The records:
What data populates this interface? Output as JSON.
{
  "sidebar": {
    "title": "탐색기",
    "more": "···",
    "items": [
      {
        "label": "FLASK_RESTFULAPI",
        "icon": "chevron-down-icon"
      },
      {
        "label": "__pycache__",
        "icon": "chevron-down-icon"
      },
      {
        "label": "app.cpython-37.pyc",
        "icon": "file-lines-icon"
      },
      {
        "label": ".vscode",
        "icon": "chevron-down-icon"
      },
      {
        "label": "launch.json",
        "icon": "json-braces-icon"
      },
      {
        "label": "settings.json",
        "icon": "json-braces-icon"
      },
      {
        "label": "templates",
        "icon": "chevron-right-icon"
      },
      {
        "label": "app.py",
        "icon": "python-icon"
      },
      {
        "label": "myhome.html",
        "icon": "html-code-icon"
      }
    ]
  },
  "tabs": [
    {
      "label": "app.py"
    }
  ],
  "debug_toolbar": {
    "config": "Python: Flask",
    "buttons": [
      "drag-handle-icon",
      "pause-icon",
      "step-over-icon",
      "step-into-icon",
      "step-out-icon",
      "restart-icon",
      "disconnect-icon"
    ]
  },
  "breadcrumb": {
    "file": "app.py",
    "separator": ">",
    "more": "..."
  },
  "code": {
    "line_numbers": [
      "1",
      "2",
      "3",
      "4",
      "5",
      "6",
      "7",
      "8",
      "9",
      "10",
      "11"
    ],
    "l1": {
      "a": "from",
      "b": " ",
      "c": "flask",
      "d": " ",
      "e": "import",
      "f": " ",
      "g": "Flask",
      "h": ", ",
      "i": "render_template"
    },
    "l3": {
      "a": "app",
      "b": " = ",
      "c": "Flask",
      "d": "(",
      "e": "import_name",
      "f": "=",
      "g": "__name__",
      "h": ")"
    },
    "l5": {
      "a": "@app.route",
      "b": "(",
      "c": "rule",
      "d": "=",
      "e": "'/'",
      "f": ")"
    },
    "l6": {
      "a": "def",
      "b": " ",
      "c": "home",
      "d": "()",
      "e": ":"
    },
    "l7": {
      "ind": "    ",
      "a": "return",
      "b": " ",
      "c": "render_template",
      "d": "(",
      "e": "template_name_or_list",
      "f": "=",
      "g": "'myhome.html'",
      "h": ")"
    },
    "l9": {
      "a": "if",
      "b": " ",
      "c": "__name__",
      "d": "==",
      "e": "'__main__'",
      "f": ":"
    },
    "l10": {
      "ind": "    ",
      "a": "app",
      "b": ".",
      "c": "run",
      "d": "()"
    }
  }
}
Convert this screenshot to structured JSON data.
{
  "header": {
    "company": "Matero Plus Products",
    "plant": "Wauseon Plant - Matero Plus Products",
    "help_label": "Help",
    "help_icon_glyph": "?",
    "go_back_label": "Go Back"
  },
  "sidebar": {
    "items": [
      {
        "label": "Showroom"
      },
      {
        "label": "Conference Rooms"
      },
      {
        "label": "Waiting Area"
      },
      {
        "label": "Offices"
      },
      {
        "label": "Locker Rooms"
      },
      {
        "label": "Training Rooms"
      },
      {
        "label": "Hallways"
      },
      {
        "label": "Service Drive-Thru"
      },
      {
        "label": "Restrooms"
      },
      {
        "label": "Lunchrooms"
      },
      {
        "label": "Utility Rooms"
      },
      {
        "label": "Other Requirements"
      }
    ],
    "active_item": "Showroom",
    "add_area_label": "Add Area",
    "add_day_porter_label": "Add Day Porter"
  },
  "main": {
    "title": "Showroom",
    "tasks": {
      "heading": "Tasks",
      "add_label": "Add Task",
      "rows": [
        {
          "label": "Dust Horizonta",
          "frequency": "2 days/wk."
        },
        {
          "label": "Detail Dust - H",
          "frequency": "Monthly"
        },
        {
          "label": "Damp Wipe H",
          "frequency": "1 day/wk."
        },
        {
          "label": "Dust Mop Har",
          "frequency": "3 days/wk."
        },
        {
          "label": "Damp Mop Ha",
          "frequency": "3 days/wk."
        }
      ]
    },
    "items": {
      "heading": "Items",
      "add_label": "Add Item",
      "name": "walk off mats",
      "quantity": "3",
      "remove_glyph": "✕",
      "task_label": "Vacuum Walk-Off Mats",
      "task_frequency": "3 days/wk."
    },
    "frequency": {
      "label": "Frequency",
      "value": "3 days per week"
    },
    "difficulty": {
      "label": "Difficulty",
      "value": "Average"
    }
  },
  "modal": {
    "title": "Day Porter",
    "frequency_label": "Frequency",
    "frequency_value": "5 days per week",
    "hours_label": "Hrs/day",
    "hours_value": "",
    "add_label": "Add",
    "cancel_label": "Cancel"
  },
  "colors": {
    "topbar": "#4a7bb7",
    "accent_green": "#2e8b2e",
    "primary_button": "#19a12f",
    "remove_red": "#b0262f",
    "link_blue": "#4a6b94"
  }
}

Objective: How many lines in these entries hold the string "Plus"? Answer with the number alone.

Answer to this problem: 2